(Figure content listings)
_ _ _

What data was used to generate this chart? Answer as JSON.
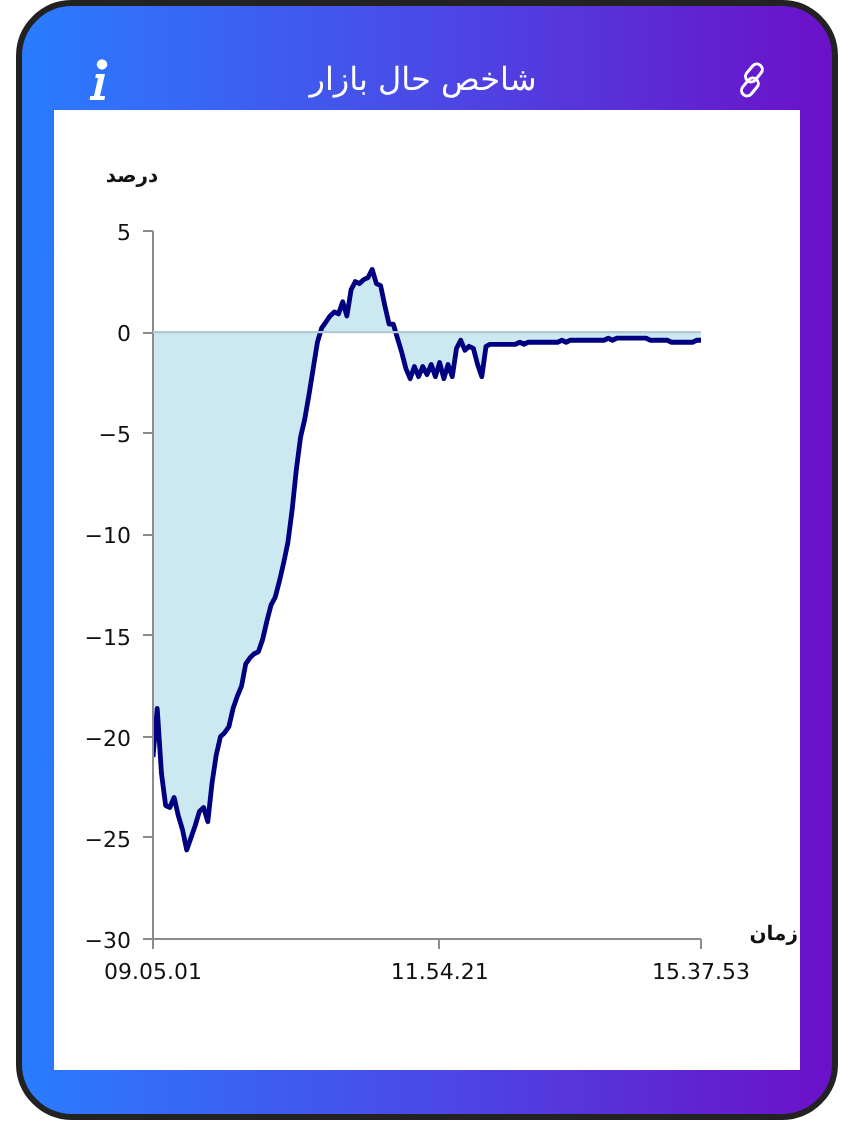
{
  "chart_data": {
    "type": "area",
    "title": "شاخص حال بازار",
    "xlabel": "زمان",
    "ylabel": "درصد",
    "categories": [
      "09.05.01",
      null,
      null,
      null,
      null,
      null,
      null,
      null,
      null,
      null,
      null,
      null,
      null,
      null,
      null,
      null,
      null,
      null,
      null,
      null,
      null,
      null,
      null,
      null,
      null,
      null,
      null,
      null,
      null,
      null,
      null,
      null,
      null,
      null,
      null,
      null,
      null,
      null,
      null,
      null,
      null,
      null,
      null,
      null,
      null,
      null,
      null,
      null,
      null,
      null,
      null,
      null,
      null,
      null,
      null,
      null,
      null,
      null,
      null,
      null,
      null,
      null,
      null,
      null,
      null,
      null,
      null,
      null,
      "11.54.21",
      null,
      null,
      null,
      null,
      null,
      null,
      null,
      null,
      null,
      null,
      null,
      null,
      null,
      null,
      null,
      null,
      null,
      null,
      null,
      null,
      null,
      null,
      null,
      null,
      null,
      null,
      null,
      null,
      null,
      null,
      null,
      null,
      null,
      null,
      null,
      null,
      null,
      null,
      null,
      null,
      null,
      null,
      null,
      null,
      null,
      null,
      null,
      null,
      null,
      null,
      null,
      null,
      null,
      null,
      null,
      null,
      null,
      null,
      null,
      null,
      null,
      "15.37.53"
    ],
    "series": [
      {
        "color": "#000080",
        "values": [
          -21.0,
          -18.6,
          -21.8,
          -23.4,
          -23.5,
          -23.0,
          -23.9,
          -24.6,
          -25.6,
          -25.0,
          -24.4,
          -23.7,
          -23.5,
          -24.2,
          -22.3,
          -20.9,
          -20.0,
          -19.8,
          -19.5,
          -18.6,
          -18.0,
          -17.5,
          -16.4,
          -16.1,
          -15.9,
          -15.8,
          -15.2,
          -14.3,
          -13.5,
          -13.1,
          -12.3,
          -11.4,
          -10.4,
          -8.8,
          -6.8,
          -5.2,
          -4.3,
          -3.1,
          -1.8,
          -0.5,
          0.2,
          0.5,
          0.8,
          1.0,
          0.9,
          1.5,
          0.8,
          2.1,
          2.5,
          2.4,
          2.6,
          2.7,
          3.1,
          2.4,
          2.3,
          1.3,
          0.4,
          0.4,
          -0.3,
          -1.0,
          -1.8,
          -2.3,
          -1.7,
          -2.2,
          -1.7,
          -2.1,
          -1.6,
          -2.2,
          -1.5,
          -2.3,
          -1.6,
          -2.2,
          -0.8,
          -0.4,
          -0.9,
          -0.7,
          -0.8,
          -1.6,
          -2.2,
          -0.7,
          -0.6,
          -0.6,
          -0.6,
          -0.6,
          -0.6,
          -0.6,
          -0.6,
          -0.5,
          -0.6,
          -0.5,
          -0.5,
          -0.5,
          -0.5,
          -0.5,
          -0.5,
          -0.5,
          -0.5,
          -0.4,
          -0.5,
          -0.4,
          -0.4,
          -0.4,
          -0.4,
          -0.4,
          -0.4,
          -0.4,
          -0.4,
          -0.4,
          -0.3,
          -0.4,
          -0.3,
          -0.3,
          -0.3,
          -0.3,
          -0.3,
          -0.3,
          -0.3,
          -0.3,
          -0.4,
          -0.4,
          -0.4,
          -0.4,
          -0.4,
          -0.5,
          -0.5,
          -0.5,
          -0.5,
          -0.5,
          -0.5,
          -0.4,
          -0.4
        ]
      }
    ],
    "colors": [
      "#cce8f1"
    ],
    "ylim": [
      -30,
      5
    ],
    "yticks": [
      5,
      0,
      -5,
      -10,
      -15,
      -20,
      -25,
      -30
    ],
    "ref_lines": [
      {
        "axis": "y",
        "value": 0,
        "color": "#b4c8d2"
      }
    ]
  }
}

_ _ _

Images do not belong in the copy; reproduce all other parts of the records above verbatim.

What data was used to generate this chart? Answer as JSON.
{
  "chart_data": {
    "type": "area",
    "title": "شاخص حال بازار",
    "xlabel": "زمان",
    "ylabel": "درصد",
    "categories": [
      "09.05.01",
      null,
      null,
      null,
      null,
      null,
      null,
      null,
      null,
      null,
      null,
      null,
      null,
      null,
      null,
      null,
      null,
      null,
      null,
      null,
      null,
      null,
      null,
      null,
      null,
      null,
      null,
      null,
      null,
      null,
      null,
      null,
      null,
      null,
      null,
      null,
      null,
      null,
      null,
      null,
      null,
      null,
      null,
      null,
      null,
      null,
      null,
      null,
      null,
      null,
      null,
      null,
      null,
      null,
      null,
      null,
      null,
      null,
      null,
      null,
      null,
      null,
      null,
      null,
      null,
      null,
      null,
      null,
      "11.54.21",
      null,
      null,
      null,
      null,
      null,
      null,
      null,
      null,
      null,
      null,
      null,
      null,
      null,
      null,
      null,
      null,
      null,
      null,
      null,
      null,
      null,
      null,
      null,
      null,
      null,
      null,
      null,
      null,
      null,
      null,
      null,
      null,
      null,
      null,
      null,
      null,
      null,
      null,
      null,
      null,
      null,
      null,
      null,
      null,
      null,
      null,
      null,
      null,
      null,
      null,
      null,
      null,
      null,
      null,
      null,
      null,
      null,
      null,
      null,
      null,
      null,
      "15.37.53"
    ],
    "series": [
      {
        "color": "#000080",
        "values": [
          -21.0,
          -18.6,
          -21.8,
          -23.4,
          -23.5,
          -23.0,
          -23.9,
          -24.6,
          -25.6,
          -25.0,
          -24.4,
          -23.7,
          -23.5,
          -24.2,
          -22.3,
          -20.9,
          -20.0,
          -19.8,
          -19.5,
          -18.6,
          -18.0,
          -17.5,
          -16.4,
          -16.1,
          -15.9,
          -15.8,
          -15.2,
          -14.3,
          -13.5,
          -13.1,
          -12.3,
          -11.4,
          -10.4,
          -8.8,
          -6.8,
          -5.2,
          -4.3,
          -3.1,
          -1.8,
          -0.5,
          0.2,
          0.5,
          0.8,
          1.0,
          0.9,
          1.5,
          0.8,
          2.1,
          2.5,
          2.4,
          2.6,
          2.7,
          3.1,
          2.4,
          2.3,
          1.3,
          0.4,
          0.4,
          -0.3,
          -1.0,
          -1.8,
          -2.3,
          -1.7,
          -2.2,
          -1.7,
          -2.1,
          -1.6,
          -2.2,
          -1.5,
          -2.3,
          -1.6,
          -2.2,
          -0.8,
          -0.4,
          -0.9,
          -0.7,
          -0.8,
          -1.6,
          -2.2,
          -0.7,
          -0.6,
          -0.6,
          -0.6,
          -0.6,
          -0.6,
          -0.6,
          -0.6,
          -0.5,
          -0.6,
          -0.5,
          -0.5,
          -0.5,
          -0.5,
          -0.5,
          -0.5,
          -0.5,
          -0.5,
          -0.4,
          -0.5,
          -0.4,
          -0.4,
          -0.4,
          -0.4,
          -0.4,
          -0.4,
          -0.4,
          -0.4,
          -0.4,
          -0.3,
          -0.4,
          -0.3,
          -0.3,
          -0.3,
          -0.3,
          -0.3,
          -0.3,
          -0.3,
          -0.3,
          -0.4,
          -0.4,
          -0.4,
          -0.4,
          -0.4,
          -0.5,
          -0.5,
          -0.5,
          -0.5,
          -0.5,
          -0.5,
          -0.4,
          -0.4
        ]
      }
    ],
    "colors": [
      "#cce8f1"
    ],
    "ylim": [
      -30,
      5
    ],
    "yticks": [
      5,
      0,
      -5,
      -10,
      -15,
      -20,
      -25,
      -30
    ],
    "ref_lines": [
      {
        "axis": "y",
        "value": 0,
        "color": "#b4c8d2"
      }
    ]
  }
}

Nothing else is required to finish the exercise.